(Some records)

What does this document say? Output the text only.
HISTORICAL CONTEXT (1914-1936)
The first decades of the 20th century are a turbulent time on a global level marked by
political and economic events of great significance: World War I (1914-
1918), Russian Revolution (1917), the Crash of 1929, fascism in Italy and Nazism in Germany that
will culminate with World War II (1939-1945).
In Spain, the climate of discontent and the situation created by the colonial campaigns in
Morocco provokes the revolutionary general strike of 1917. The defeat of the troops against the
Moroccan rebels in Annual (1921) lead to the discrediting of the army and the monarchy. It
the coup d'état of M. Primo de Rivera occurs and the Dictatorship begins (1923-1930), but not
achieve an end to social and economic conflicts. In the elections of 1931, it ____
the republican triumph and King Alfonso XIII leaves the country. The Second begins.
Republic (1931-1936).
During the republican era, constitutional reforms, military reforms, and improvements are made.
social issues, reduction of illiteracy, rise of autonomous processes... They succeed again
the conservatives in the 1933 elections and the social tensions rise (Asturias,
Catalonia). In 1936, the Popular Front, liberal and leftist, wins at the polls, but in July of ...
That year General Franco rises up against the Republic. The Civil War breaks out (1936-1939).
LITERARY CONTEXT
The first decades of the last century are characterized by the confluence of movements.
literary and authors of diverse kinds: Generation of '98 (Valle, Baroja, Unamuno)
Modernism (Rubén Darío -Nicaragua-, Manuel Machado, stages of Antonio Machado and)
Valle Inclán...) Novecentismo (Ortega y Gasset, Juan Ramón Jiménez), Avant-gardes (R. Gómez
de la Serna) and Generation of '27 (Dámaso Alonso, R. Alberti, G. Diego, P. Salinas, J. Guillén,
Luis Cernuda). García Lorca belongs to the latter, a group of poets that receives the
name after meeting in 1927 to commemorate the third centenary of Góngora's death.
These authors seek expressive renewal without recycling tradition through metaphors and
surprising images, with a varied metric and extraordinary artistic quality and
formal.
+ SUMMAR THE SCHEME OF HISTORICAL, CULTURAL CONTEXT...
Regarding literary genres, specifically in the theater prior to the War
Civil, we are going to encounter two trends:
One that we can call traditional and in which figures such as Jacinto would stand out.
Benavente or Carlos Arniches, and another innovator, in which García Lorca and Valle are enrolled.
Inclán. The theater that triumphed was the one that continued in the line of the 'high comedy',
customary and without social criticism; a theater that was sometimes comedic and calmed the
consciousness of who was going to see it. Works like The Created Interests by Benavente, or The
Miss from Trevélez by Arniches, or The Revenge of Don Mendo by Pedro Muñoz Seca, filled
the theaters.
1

◆ The request
Extract each line from the entries above that contains the string "Arniches".

◆ The output
Benavente or Carlos Arniches, and another innovator, in which García Lorca and Valle are enrolled.
Miss from Trevélez by Arniches, or The Revenge of Don Mendo by Pedro Muñoz Seca, filled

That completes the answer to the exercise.